• _Written request_
Every entry below must be repeated exactly; skip the pictures.

START

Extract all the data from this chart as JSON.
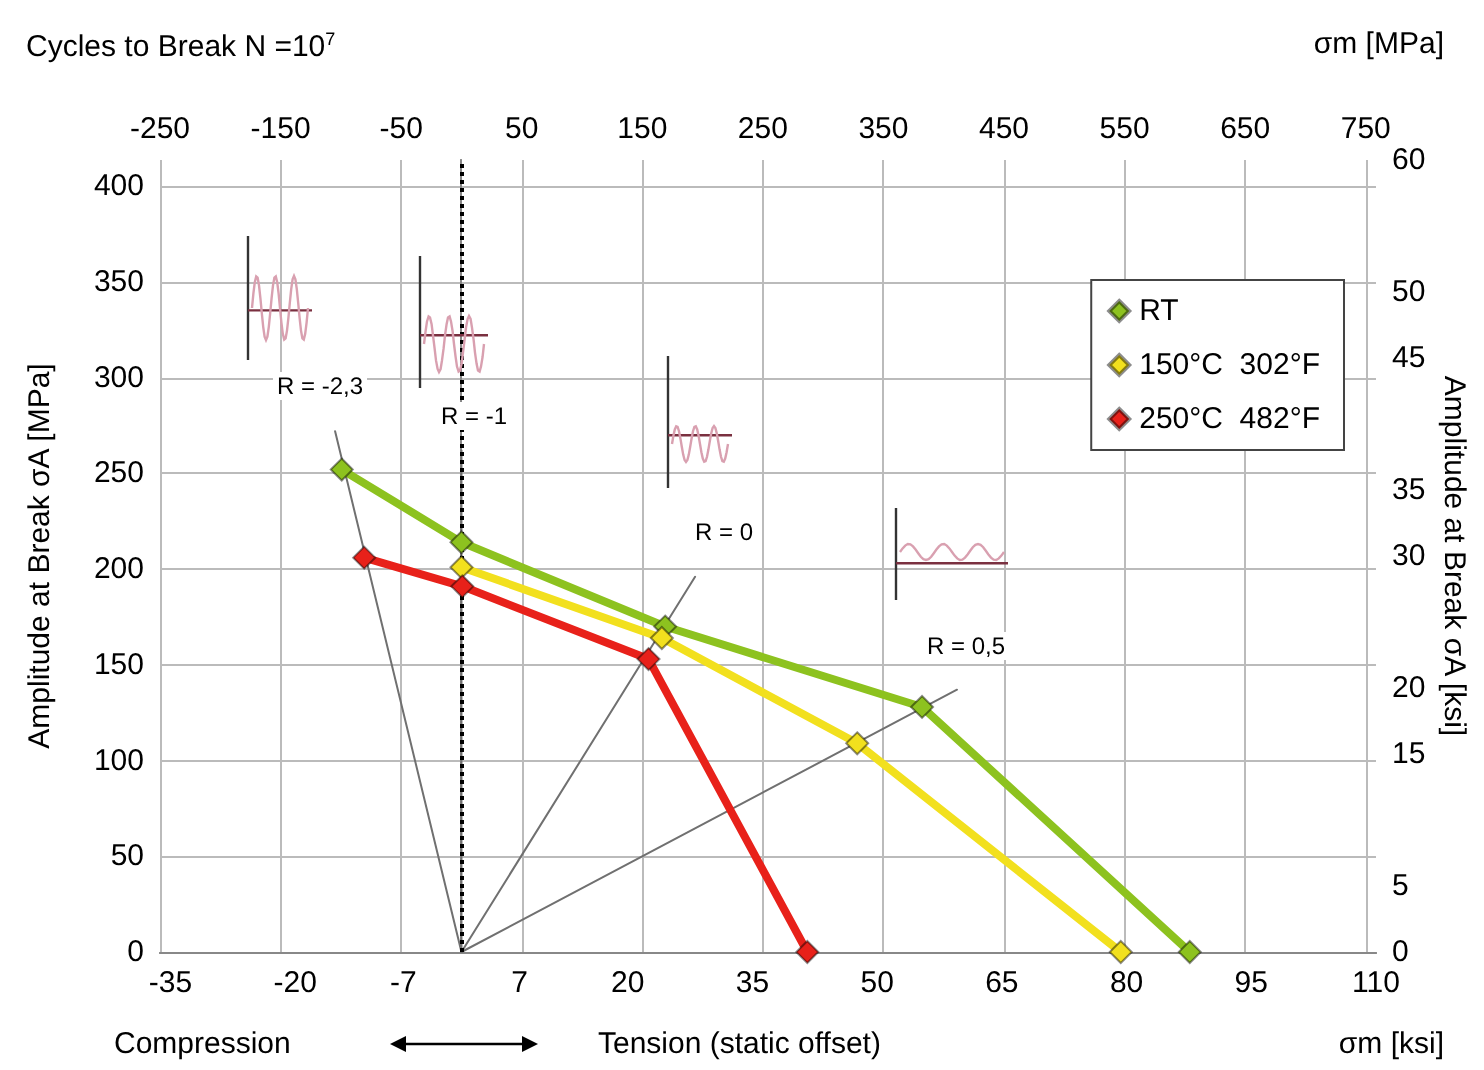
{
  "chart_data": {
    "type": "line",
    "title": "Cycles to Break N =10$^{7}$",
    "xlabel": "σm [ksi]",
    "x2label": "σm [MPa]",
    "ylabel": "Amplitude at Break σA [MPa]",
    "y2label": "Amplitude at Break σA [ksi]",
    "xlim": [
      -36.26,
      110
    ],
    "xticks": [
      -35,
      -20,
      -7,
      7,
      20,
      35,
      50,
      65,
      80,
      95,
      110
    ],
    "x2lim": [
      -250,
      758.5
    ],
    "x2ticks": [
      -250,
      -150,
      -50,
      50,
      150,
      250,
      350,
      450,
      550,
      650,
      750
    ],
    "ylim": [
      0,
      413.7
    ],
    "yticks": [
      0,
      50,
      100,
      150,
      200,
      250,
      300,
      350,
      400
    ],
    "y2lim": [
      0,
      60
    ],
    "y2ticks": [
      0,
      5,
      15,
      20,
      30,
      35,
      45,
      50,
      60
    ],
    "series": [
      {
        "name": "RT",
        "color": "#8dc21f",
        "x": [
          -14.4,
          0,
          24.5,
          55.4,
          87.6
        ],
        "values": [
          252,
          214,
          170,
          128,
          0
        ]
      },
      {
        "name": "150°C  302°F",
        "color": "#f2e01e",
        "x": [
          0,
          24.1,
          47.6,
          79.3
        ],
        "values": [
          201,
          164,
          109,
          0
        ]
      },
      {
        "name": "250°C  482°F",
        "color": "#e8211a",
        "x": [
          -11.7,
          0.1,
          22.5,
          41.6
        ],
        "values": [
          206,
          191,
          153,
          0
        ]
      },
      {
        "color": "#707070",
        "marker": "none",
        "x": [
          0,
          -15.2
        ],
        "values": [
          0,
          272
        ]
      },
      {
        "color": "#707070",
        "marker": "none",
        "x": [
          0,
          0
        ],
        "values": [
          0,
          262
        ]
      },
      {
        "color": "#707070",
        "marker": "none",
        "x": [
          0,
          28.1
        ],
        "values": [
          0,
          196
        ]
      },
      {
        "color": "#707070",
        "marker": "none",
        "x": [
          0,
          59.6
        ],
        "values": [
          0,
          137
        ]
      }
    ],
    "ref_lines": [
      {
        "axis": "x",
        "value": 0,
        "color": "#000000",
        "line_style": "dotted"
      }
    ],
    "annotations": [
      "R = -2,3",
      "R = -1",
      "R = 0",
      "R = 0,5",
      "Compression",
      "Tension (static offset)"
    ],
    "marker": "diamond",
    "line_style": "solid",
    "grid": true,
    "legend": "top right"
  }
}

END

• _Worked answer_
Extract all the data from this chart as JSON.
{
  "chart_data": {
    "type": "line",
    "title": "Cycles to Break N =10$^{7}$",
    "xlabel": "σm [ksi]",
    "x2label": "σm [MPa]",
    "ylabel": "Amplitude at Break σA [MPa]",
    "y2label": "Amplitude at Break σA [ksi]",
    "xlim": [
      -36.26,
      110
    ],
    "xticks": [
      -35,
      -20,
      -7,
      7,
      20,
      35,
      50,
      65,
      80,
      95,
      110
    ],
    "x2lim": [
      -250,
      758.5
    ],
    "x2ticks": [
      -250,
      -150,
      -50,
      50,
      150,
      250,
      350,
      450,
      550,
      650,
      750
    ],
    "ylim": [
      0,
      413.7
    ],
    "yticks": [
      0,
      50,
      100,
      150,
      200,
      250,
      300,
      350,
      400
    ],
    "y2lim": [
      0,
      60
    ],
    "y2ticks": [
      0,
      5,
      15,
      20,
      30,
      35,
      45,
      50,
      60
    ],
    "series": [
      {
        "name": "RT",
        "color": "#8dc21f",
        "x": [
          -14.4,
          0,
          24.5,
          55.4,
          87.6
        ],
        "values": [
          252,
          214,
          170,
          128,
          0
        ]
      },
      {
        "name": "150°C  302°F",
        "color": "#f2e01e",
        "x": [
          0,
          24.1,
          47.6,
          79.3
        ],
        "values": [
          201,
          164,
          109,
          0
        ]
      },
      {
        "name": "250°C  482°F",
        "color": "#e8211a",
        "x": [
          -11.7,
          0.1,
          22.5,
          41.6
        ],
        "values": [
          206,
          191,
          153,
          0
        ]
      },
      {
        "color": "#707070",
        "marker": "none",
        "x": [
          0,
          -15.2
        ],
        "values": [
          0,
          272
        ]
      },
      {
        "color": "#707070",
        "marker": "none",
        "x": [
          0,
          0
        ],
        "values": [
          0,
          262
        ]
      },
      {
        "color": "#707070",
        "marker": "none",
        "x": [
          0,
          28.1
        ],
        "values": [
          0,
          196
        ]
      },
      {
        "color": "#707070",
        "marker": "none",
        "x": [
          0,
          59.6
        ],
        "values": [
          0,
          137
        ]
      }
    ],
    "ref_lines": [
      {
        "axis": "x",
        "value": 0,
        "color": "#000000",
        "line_style": "dotted"
      }
    ],
    "annotations": [
      "R = -2,3",
      "R = -1",
      "R = 0",
      "R = 0,5",
      "Compression",
      "Tension (static offset)"
    ],
    "marker": "diamond",
    "line_style": "solid",
    "grid": true,
    "legend": "top right"
  }
}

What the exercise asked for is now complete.